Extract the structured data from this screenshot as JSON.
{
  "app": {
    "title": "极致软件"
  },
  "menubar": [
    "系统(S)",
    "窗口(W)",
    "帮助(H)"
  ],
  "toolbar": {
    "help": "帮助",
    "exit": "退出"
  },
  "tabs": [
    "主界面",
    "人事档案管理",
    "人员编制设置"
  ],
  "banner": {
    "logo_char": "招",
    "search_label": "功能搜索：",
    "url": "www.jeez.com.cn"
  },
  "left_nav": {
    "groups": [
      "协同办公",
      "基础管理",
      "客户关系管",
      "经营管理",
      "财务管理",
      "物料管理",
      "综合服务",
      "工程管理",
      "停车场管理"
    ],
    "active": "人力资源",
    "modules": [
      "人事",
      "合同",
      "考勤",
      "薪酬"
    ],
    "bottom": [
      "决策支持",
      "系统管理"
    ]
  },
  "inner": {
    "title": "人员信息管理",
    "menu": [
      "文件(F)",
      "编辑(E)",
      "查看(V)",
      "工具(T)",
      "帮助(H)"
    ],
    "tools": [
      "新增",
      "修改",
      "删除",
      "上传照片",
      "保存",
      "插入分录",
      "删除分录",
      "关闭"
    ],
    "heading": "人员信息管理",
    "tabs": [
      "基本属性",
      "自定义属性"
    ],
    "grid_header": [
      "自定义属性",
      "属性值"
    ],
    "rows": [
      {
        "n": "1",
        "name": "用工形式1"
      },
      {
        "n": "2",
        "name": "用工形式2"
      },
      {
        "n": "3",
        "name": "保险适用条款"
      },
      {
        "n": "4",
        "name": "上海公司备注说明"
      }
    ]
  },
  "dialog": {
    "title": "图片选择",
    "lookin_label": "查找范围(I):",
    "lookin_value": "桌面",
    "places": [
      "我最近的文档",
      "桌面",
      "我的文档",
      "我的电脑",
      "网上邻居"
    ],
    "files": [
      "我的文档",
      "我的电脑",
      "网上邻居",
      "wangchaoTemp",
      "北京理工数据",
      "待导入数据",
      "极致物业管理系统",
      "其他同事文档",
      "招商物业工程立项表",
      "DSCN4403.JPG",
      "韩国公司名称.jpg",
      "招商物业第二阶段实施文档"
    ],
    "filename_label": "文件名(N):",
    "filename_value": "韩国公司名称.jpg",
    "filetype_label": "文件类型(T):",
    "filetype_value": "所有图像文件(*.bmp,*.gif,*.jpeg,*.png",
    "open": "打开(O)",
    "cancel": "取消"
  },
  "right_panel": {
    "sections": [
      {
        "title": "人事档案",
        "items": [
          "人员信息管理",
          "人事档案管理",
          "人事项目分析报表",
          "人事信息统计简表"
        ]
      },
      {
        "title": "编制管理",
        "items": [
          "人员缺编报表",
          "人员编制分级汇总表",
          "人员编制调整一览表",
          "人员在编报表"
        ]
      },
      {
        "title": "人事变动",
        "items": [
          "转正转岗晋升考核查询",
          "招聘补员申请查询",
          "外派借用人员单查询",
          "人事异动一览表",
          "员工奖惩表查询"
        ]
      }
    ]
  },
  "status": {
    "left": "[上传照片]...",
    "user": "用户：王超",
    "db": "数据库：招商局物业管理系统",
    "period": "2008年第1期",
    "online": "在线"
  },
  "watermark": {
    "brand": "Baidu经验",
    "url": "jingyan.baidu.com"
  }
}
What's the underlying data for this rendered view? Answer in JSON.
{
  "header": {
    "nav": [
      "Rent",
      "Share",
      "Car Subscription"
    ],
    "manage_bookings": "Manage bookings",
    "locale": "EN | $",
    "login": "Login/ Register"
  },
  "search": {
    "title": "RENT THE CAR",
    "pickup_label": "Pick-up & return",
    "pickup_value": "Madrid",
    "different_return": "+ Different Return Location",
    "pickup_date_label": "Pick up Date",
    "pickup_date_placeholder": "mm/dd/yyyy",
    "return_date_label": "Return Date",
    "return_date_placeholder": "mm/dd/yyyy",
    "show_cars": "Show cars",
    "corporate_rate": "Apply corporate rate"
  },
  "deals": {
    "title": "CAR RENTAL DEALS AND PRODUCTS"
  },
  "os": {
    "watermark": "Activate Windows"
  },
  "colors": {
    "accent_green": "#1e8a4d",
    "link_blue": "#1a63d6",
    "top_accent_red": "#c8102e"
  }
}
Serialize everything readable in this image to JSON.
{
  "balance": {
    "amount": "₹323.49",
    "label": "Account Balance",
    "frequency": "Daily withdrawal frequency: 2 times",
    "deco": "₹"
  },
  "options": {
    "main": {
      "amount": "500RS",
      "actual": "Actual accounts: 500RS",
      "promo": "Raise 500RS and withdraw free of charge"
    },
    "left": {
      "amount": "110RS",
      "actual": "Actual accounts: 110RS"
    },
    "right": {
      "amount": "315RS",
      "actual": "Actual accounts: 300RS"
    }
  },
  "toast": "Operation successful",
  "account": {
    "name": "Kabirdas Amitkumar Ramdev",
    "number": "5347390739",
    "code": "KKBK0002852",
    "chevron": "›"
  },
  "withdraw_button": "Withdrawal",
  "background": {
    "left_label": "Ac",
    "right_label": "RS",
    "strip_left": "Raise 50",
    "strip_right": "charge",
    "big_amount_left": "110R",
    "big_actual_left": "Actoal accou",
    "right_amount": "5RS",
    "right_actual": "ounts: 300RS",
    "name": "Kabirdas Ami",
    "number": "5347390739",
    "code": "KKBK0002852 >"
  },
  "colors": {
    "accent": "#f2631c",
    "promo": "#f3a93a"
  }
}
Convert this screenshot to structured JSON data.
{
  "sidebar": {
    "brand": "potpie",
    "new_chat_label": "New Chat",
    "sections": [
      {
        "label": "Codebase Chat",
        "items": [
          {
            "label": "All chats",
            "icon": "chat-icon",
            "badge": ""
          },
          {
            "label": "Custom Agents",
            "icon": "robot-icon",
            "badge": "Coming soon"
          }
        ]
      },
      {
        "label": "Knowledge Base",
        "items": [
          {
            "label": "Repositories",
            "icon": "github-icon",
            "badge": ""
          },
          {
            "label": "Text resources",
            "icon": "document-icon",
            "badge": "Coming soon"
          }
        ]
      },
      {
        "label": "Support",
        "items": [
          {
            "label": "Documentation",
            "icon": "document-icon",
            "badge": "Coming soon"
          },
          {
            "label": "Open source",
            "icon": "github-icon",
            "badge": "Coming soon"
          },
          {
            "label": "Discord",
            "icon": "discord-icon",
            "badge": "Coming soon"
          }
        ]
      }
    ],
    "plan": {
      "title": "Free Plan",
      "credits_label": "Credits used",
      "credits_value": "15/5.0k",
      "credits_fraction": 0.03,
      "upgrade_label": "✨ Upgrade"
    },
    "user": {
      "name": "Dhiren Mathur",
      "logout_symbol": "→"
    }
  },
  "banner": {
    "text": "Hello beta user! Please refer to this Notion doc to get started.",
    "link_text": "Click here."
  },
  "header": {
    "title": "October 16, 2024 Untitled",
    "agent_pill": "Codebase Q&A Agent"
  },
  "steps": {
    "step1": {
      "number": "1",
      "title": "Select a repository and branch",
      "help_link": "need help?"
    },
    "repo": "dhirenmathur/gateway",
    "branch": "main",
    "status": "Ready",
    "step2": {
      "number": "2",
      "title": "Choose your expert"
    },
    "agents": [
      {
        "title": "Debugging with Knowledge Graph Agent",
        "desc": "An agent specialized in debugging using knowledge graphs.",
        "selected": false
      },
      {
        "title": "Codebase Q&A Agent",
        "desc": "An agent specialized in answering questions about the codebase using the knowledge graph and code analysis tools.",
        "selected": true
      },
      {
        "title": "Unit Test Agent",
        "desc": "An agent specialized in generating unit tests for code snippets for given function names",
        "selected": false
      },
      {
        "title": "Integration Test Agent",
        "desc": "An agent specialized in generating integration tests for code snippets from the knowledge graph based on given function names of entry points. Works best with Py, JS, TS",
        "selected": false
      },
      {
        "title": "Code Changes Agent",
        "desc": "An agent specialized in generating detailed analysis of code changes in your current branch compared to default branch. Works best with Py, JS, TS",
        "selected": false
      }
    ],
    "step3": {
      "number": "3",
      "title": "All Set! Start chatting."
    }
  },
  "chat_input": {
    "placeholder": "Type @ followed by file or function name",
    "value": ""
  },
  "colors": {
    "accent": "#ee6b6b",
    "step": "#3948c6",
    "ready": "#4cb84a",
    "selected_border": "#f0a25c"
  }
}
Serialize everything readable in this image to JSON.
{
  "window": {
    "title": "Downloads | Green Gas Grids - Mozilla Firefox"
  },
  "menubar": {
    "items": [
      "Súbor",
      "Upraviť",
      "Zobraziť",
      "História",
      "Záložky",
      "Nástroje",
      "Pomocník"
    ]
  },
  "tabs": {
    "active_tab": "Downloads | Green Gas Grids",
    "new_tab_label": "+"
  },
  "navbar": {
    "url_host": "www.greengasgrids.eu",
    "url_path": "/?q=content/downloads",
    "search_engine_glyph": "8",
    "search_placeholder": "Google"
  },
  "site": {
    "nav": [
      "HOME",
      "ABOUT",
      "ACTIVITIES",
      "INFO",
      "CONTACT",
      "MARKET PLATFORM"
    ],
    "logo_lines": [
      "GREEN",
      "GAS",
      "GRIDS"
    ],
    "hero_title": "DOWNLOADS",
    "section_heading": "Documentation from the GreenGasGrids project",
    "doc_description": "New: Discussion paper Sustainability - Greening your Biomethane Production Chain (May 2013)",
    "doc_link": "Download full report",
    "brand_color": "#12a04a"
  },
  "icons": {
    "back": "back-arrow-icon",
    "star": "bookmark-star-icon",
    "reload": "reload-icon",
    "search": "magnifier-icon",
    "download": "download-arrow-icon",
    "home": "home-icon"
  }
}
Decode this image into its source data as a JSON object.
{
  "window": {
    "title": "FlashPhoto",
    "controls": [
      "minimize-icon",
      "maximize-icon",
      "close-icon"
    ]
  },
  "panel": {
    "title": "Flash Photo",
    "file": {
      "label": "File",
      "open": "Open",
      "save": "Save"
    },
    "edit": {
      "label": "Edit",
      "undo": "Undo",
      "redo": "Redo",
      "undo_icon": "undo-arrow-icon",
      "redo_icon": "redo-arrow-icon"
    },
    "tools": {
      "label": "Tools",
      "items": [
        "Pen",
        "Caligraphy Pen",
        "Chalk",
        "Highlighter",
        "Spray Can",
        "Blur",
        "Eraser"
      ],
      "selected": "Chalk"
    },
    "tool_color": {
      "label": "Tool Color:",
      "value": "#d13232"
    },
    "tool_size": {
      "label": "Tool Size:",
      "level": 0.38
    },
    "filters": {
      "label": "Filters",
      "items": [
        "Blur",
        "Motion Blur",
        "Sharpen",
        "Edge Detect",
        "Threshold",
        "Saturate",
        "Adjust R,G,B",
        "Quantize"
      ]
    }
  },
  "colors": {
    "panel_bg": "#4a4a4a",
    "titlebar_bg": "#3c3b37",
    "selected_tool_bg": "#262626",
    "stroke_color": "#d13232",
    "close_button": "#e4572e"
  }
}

- YOUR INSTRUCTIONS -
Copy all lines from the listing that contain "given".

- SOLUTION FOR THIS TASK -
        "desc": "An agent specialized in generating unit tests for code snippets for given function names",
        "desc": "An agent specialized in generating integration tests for code snippets from the knowledge graph based on given function names of entry points. Works best with Py, JS, TS",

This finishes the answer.